* WORK INSTRUCTION
Transcribe every entry word for word, but drop the pictures.

[Items from a document page collection]
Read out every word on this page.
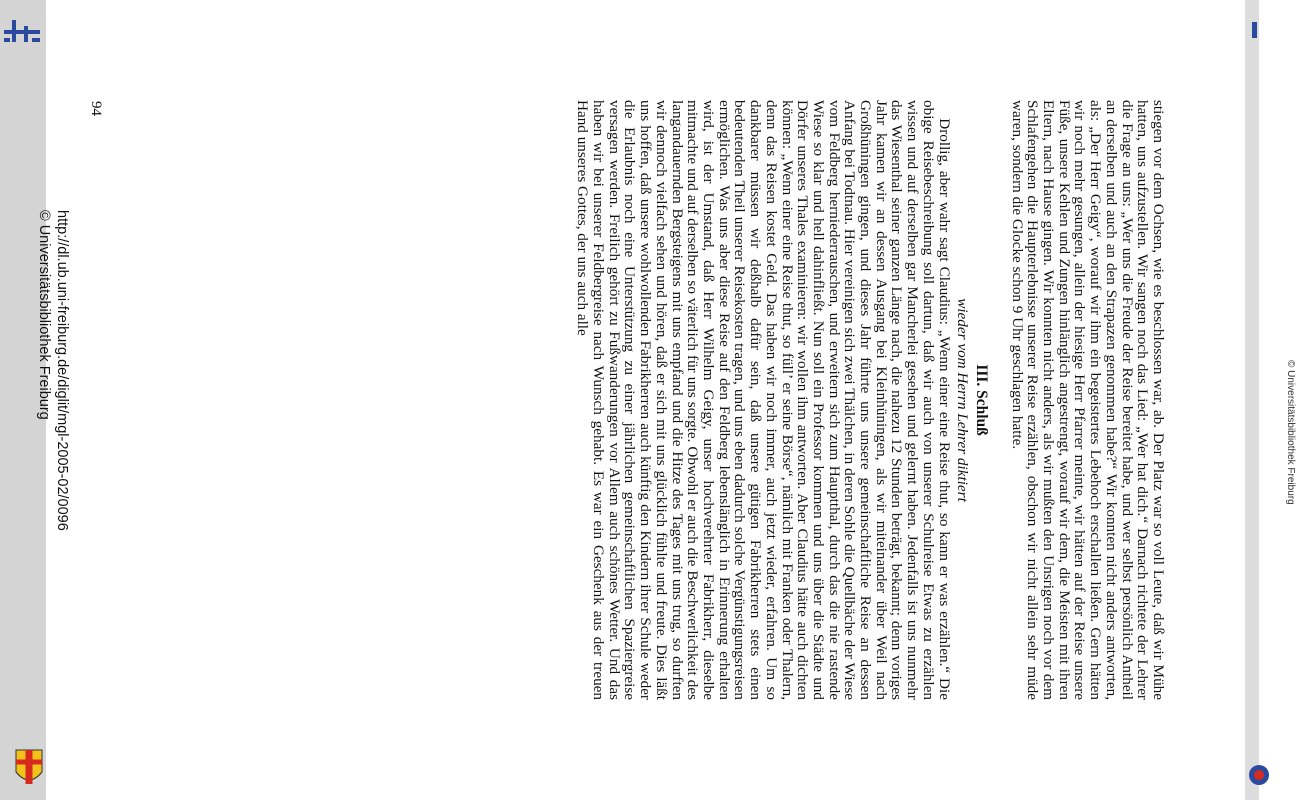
stiegen vor dem Ochsen, wie es beschlossen war, ab. Der Platz war so voll Leute, daß wir Mühe hatten, uns aufzustellen. Wir sangen noch das Lied: „Wer hat dich.“ Darnach richtete der Lehrer die Frage an uns: „Wer uns die Freude der Reise bereitet habe, und wer selbst persönlich Antheil an derselben und auch an den Strapazen genommen habe?“ Wir konnten nicht anders antworten, als: „Der Herr Geigy“, worauf wir ihm ein begeistertes Lebehoch erschallen ließen. Gern hätten wir noch mehr gesungen, allein der hiesige Herr Pfarrer meinte, wir hätten auf der Reise unsere Füße, unsere Kehlen und Zungen hinlänglich angestrengt, worauf wir dem, die Meisten mit ihren Eltern, nach Hause gingen. Wir konnten nicht anders, als wir mußten den Unsrigen noch vor dem Schlafengehen die Haupterlebnisse unserer Reise erzählen, obschon wir nicht allein sehr müde waren, sondern die Glocke schon 9 Uhr geschlagen hatte.

III. Schluß
wieder vom Herrn Lehrer diktiert

Drollig, aber wahr sagt Claudius: „Wenn einer eine Reise thut, so kann er was erzählen.“ Die obige Reisebeschreibung soll dartun, daß wir auch von unserer Schulreise Etwas zu erzählen wissen und auf derselben gar Mancherlei gesehen und gelernt haben. Jedenfalls ist uns nunmehr das Wiesenthal seiner ganzen Länge nach, die nahezu 12 Stunden beträgt, bekannt; denn voriges Jahr kamen wir an dessen Ausgang bei Kleinhüningen, als wir miteinander über Weil nach Großhüningen gingen, und dieses Jahr führte uns unsere gemeinschaftliche Reise an dessen Anfang bei Todtnau. Hier vereinigen sich zwei Thälchen, in deren Sohle die Quellbäche der Wiese vom Feldberg herniederrauschen, und erweitern sich zum Hauptthal, durch das die nie rastende Wiese so klar und hell dahinfließt. Nun soll ein Professor kommen und uns über die Städte und Dörfer unseres Thales examinieren: wir wollen ihm antworten. Aber Claudius hätte auch dichten können: „Wenn einer eine Reise thut, so füll’ er seine Börse“, nämlich mit Franken oder Thalern, denn das Reisen kostet Geld. Das haben wir noch immer, auch jetzt wieder, erfahren. Um so dankbarer müssen wir deßhalb dafür sein, daß unsere gütigen Fabrikherren stets einen bedeutenden Theil unserer Reisekosten tragen, und uns eben dadurch solche Vergünstigungsreisen ermöglichen. Was uns aber diese Reise auf den Feldberg lebenslänglich in Erinnerung erhalten wird, ist der Umstand, daß Herr Wilhelm Geigy, unser hochverehrter Fabrikherr, dieselbe mitmachte und auf derselben so väterlich für uns sorgte. Obwohl er auch die Beschwerlichkeit des langandauernden Bergsteigens mit uns empfand und die Hitze des Tages mit uns trug, so durften wir dennoch vielfach sehen und hören, daß er sich mit uns glücklich fühlte und freute. Dies läßt uns hoffen, daß unsere wohlwollenden Fabrikherren auch künftig den Kindern ihrer Schule weder die Erlaubnis noch eine Unterstützung zu einer jährlichen gemeinschaftlichen Spaziergreise versagen werden. Freilich gehört zu Fußwanderungen vor Allem auch schönes Wetter. Und das haben wir bei unserer Feldbergreise nach Wunsch gehabt. Es war ein Geschenk aus der treuen Hand unseres Gottes, der uns auch alle

94
http://dl.ub.uni-freiburg.de/diglit/mgl-2005-02/0096
© Universitätsbibliothek Freiburg
© Universitätsbibliothek Freiburg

* ANSWER TO THE EXERCISE
Read out every word on this page.
stiegen vor dem Ochsen, wie es beschlossen war, ab. Der Platz war so voll Leute, daß wir Mühe hatten, uns aufzustellen. Wir sangen noch das Lied: „Wer hat dich.“ Darnach richtete der Lehrer die Frage an uns: „Wer uns die Freude der Reise bereitet habe, und wer selbst persönlich Antheil an derselben und auch an den Strapazen genommen habe?“ Wir konnten nicht anders antworten, als: „Der Herr Geigy“, worauf wir ihm ein begeistertes Lebehoch erschallen ließen. Gern hätten wir noch mehr gesungen, allein der hiesige Herr Pfarrer meinte, wir hätten auf der Reise unsere Füße, unsere Kehlen und Zungen hinlänglich angestrengt, worauf wir dem, die Meisten mit ihren Eltern, nach Hause gingen. Wir konnten nicht anders, als wir mußten den Unsrigen noch vor dem Schlafengehen die Haupterlebnisse unserer Reise erzählen, obschon wir nicht allein sehr müde waren, sondern die Glocke schon 9 Uhr geschlagen hatte.

III. Schluß
wieder vom Herrn Lehrer diktiert

Drollig, aber wahr sagt Claudius: „Wenn einer eine Reise thut, so kann er was erzählen.“ Die obige Reisebeschreibung soll dartun, daß wir auch von unserer Schulreise Etwas zu erzählen wissen und auf derselben gar Mancherlei gesehen und gelernt haben. Jedenfalls ist uns nunmehr das Wiesenthal seiner ganzen Länge nach, die nahezu 12 Stunden beträgt, bekannt; denn voriges Jahr kamen wir an dessen Ausgang bei Kleinhüningen, als wir miteinander über Weil nach Großhüningen gingen, und dieses Jahr führte uns unsere gemeinschaftliche Reise an dessen Anfang bei Todtnau. Hier vereinigen sich zwei Thälchen, in deren Sohle die Quellbäche der Wiese vom Feldberg herniederrauschen, und erweitern sich zum Hauptthal, durch das die nie rastende Wiese so klar und hell dahinfließt. Nun soll ein Professor kommen und uns über die Städte und Dörfer unseres Thales examinieren: wir wollen ihm antworten. Aber Claudius hätte auch dichten können: „Wenn einer eine Reise thut, so füll’ er seine Börse“, nämlich mit Franken oder Thalern, denn das Reisen kostet Geld. Das haben wir noch immer, auch jetzt wieder, erfahren. Um so dankbarer müssen wir deßhalb dafür sein, daß unsere gütigen Fabrikherren stets einen bedeutenden Theil unserer Reisekosten tragen, und uns eben dadurch solche Vergünstigungsreisen ermöglichen. Was uns aber diese Reise auf den Feldberg lebenslänglich in Erinnerung erhalten wird, ist der Umstand, daß Herr Wilhelm Geigy, unser hochverehrter Fabrikherr, dieselbe mitmachte und auf derselben so väterlich für uns sorgte. Obwohl er auch die Beschwerlichkeit des langandauernden Bergsteigens mit uns empfand und die Hitze des Tages mit uns trug, so durften wir dennoch vielfach sehen und hören, daß er sich mit uns glücklich fühlte und freute. Dies läßt uns hoffen, daß unsere wohlwollenden Fabrikherren auch künftig den Kindern ihrer Schule weder die Erlaubnis noch eine Unterstützung zu einer jährlichen gemeinschaftlichen Spaziergreise versagen werden. Freilich gehört zu Fußwanderungen vor Allem auch schönes Wetter. Und das haben wir bei unserer Feldbergreise nach Wunsch gehabt. Es war ein Geschenk aus der treuen Hand unseres Gottes, der uns auch alle

94
http://dl.ub.uni-freiburg.de/diglit/mgl-2005-02/0096
© Universitätsbibliothek Freiburg
© Universitätsbibliothek Freiburg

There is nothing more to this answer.